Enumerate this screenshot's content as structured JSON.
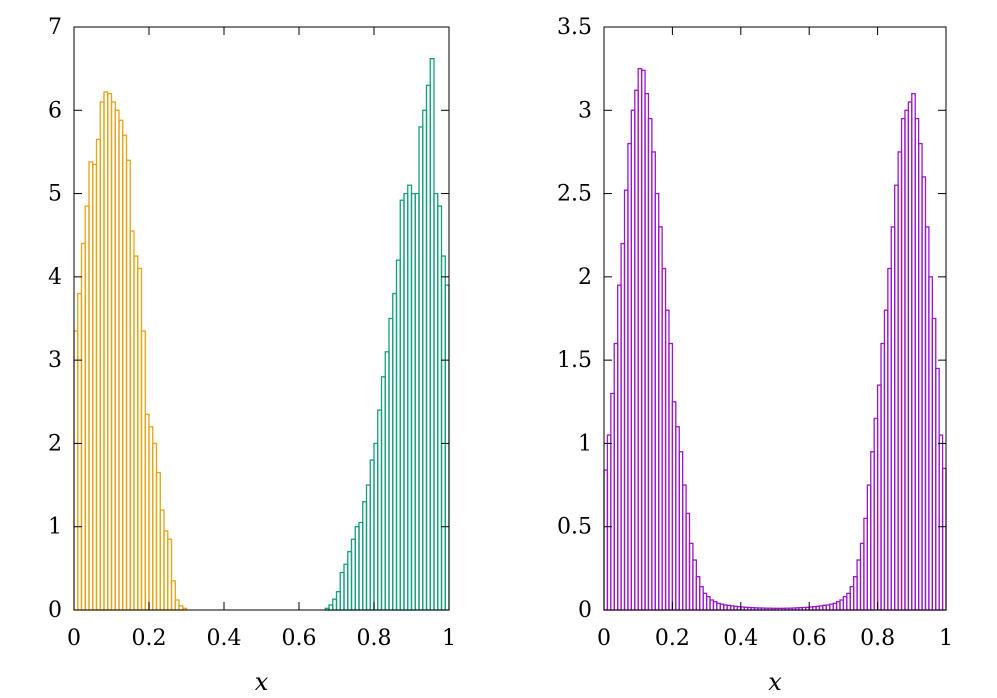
{
  "chart_data": [
    {
      "type": "histogram",
      "xlabel": "x",
      "ylabel": "",
      "xlim": [
        0,
        1
      ],
      "ylim": [
        0,
        7
      ],
      "xticks": [
        "0",
        "0.2",
        "0.4",
        "0.6",
        "0.8",
        "1"
      ],
      "yticks": [
        "0",
        "1",
        "2",
        "3",
        "4",
        "5",
        "6",
        "7"
      ],
      "bin_width": 0.01,
      "series": [
        {
          "color": "#e6a313",
          "x_start": 0.0,
          "values": [
            3.35,
            3.8,
            4.4,
            4.85,
            5.38,
            5.35,
            5.65,
            6.1,
            6.22,
            6.2,
            6.1,
            6.0,
            5.88,
            5.7,
            5.4,
            4.55,
            4.25,
            4.1,
            3.35,
            2.35,
            2.2,
            2.0,
            1.65,
            1.2,
            0.95,
            0.85,
            0.35,
            0.12,
            0.05,
            0.02
          ]
        },
        {
          "color": "#139e7e",
          "x_start": 0.67,
          "values": [
            0.02,
            0.06,
            0.13,
            0.22,
            0.45,
            0.55,
            0.7,
            0.85,
            1.0,
            1.05,
            1.3,
            1.5,
            1.8,
            2.0,
            2.4,
            2.8,
            3.1,
            3.5,
            3.8,
            4.2,
            4.92,
            5.0,
            5.1,
            5.0,
            5.0,
            5.8,
            6.0,
            6.3,
            6.62,
            5.0,
            4.85,
            4.25,
            3.9,
            3.88,
            3.2
          ]
        }
      ]
    },
    {
      "type": "histogram",
      "xlabel": "x",
      "ylabel": "",
      "xlim": [
        0,
        1
      ],
      "ylim": [
        0,
        3.5
      ],
      "xticks": [
        "0",
        "0.2",
        "0.4",
        "0.6",
        "0.8",
        "1"
      ],
      "yticks": [
        "0",
        "0.5",
        "1",
        "1.5",
        "2",
        "2.5",
        "3",
        "3.5"
      ],
      "bin_width": 0.01,
      "series": [
        {
          "color": "#9a17c9",
          "x_start": 0.0,
          "values": [
            0.84,
            1.05,
            1.3,
            1.6,
            1.95,
            2.2,
            2.52,
            2.8,
            3.0,
            3.12,
            3.25,
            3.24,
            3.1,
            2.95,
            2.75,
            2.5,
            2.3,
            2.05,
            1.8,
            1.6,
            1.25,
            1.1,
            0.95,
            0.75,
            0.58,
            0.4,
            0.3,
            0.2,
            0.14,
            0.1,
            0.08,
            0.06,
            0.05,
            0.04,
            0.035,
            0.03,
            0.028,
            0.025,
            0.022,
            0.02,
            0.018,
            0.016,
            0.015,
            0.014,
            0.013,
            0.012,
            0.012,
            0.011,
            0.011,
            0.01,
            0.01,
            0.01,
            0.01,
            0.011,
            0.011,
            0.012,
            0.013,
            0.014,
            0.015,
            0.016,
            0.018,
            0.02,
            0.022,
            0.025,
            0.028,
            0.03,
            0.035,
            0.04,
            0.05,
            0.06,
            0.08,
            0.1,
            0.14,
            0.2,
            0.3,
            0.4,
            0.55,
            0.75,
            0.95,
            1.15,
            1.35,
            1.6,
            1.8,
            2.05,
            2.3,
            2.55,
            2.75,
            2.95,
            3.0,
            3.05,
            3.1,
            2.95,
            2.8,
            2.6,
            2.3,
            2.0,
            1.75,
            1.45,
            1.05,
            0.85,
            0.55
          ]
        }
      ]
    }
  ]
}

——

**EXERCISE GOAL:**
Give all the lines above again, character for character, without pictures.

**EXERCISE SOLUTION:**
Enumerate this screenshot's content as structured JSON.
{
  "chart_data": [
    {
      "type": "histogram",
      "xlabel": "x",
      "ylabel": "",
      "xlim": [
        0,
        1
      ],
      "ylim": [
        0,
        7
      ],
      "xticks": [
        "0",
        "0.2",
        "0.4",
        "0.6",
        "0.8",
        "1"
      ],
      "yticks": [
        "0",
        "1",
        "2",
        "3",
        "4",
        "5",
        "6",
        "7"
      ],
      "bin_width": 0.01,
      "series": [
        {
          "color": "#e6a313",
          "x_start": 0.0,
          "values": [
            3.35,
            3.8,
            4.4,
            4.85,
            5.38,
            5.35,
            5.65,
            6.1,
            6.22,
            6.2,
            6.1,
            6.0,
            5.88,
            5.7,
            5.4,
            4.55,
            4.25,
            4.1,
            3.35,
            2.35,
            2.2,
            2.0,
            1.65,
            1.2,
            0.95,
            0.85,
            0.35,
            0.12,
            0.05,
            0.02
          ]
        },
        {
          "color": "#139e7e",
          "x_start": 0.67,
          "values": [
            0.02,
            0.06,
            0.13,
            0.22,
            0.45,
            0.55,
            0.7,
            0.85,
            1.0,
            1.05,
            1.3,
            1.5,
            1.8,
            2.0,
            2.4,
            2.8,
            3.1,
            3.5,
            3.8,
            4.2,
            4.92,
            5.0,
            5.1,
            5.0,
            5.0,
            5.8,
            6.0,
            6.3,
            6.62,
            5.0,
            4.85,
            4.25,
            3.9,
            3.88,
            3.2
          ]
        }
      ]
    },
    {
      "type": "histogram",
      "xlabel": "x",
      "ylabel": "",
      "xlim": [
        0,
        1
      ],
      "ylim": [
        0,
        3.5
      ],
      "xticks": [
        "0",
        "0.2",
        "0.4",
        "0.6",
        "0.8",
        "1"
      ],
      "yticks": [
        "0",
        "0.5",
        "1",
        "1.5",
        "2",
        "2.5",
        "3",
        "3.5"
      ],
      "bin_width": 0.01,
      "series": [
        {
          "color": "#9a17c9",
          "x_start": 0.0,
          "values": [
            0.84,
            1.05,
            1.3,
            1.6,
            1.95,
            2.2,
            2.52,
            2.8,
            3.0,
            3.12,
            3.25,
            3.24,
            3.1,
            2.95,
            2.75,
            2.5,
            2.3,
            2.05,
            1.8,
            1.6,
            1.25,
            1.1,
            0.95,
            0.75,
            0.58,
            0.4,
            0.3,
            0.2,
            0.14,
            0.1,
            0.08,
            0.06,
            0.05,
            0.04,
            0.035,
            0.03,
            0.028,
            0.025,
            0.022,
            0.02,
            0.018,
            0.016,
            0.015,
            0.014,
            0.013,
            0.012,
            0.012,
            0.011,
            0.011,
            0.01,
            0.01,
            0.01,
            0.01,
            0.011,
            0.011,
            0.012,
            0.013,
            0.014,
            0.015,
            0.016,
            0.018,
            0.02,
            0.022,
            0.025,
            0.028,
            0.03,
            0.035,
            0.04,
            0.05,
            0.06,
            0.08,
            0.1,
            0.14,
            0.2,
            0.3,
            0.4,
            0.55,
            0.75,
            0.95,
            1.15,
            1.35,
            1.6,
            1.8,
            2.05,
            2.3,
            2.55,
            2.75,
            2.95,
            3.0,
            3.05,
            3.1,
            2.95,
            2.8,
            2.6,
            2.3,
            2.0,
            1.75,
            1.45,
            1.05,
            0.85,
            0.55
          ]
        }
      ]
    }
  ]
}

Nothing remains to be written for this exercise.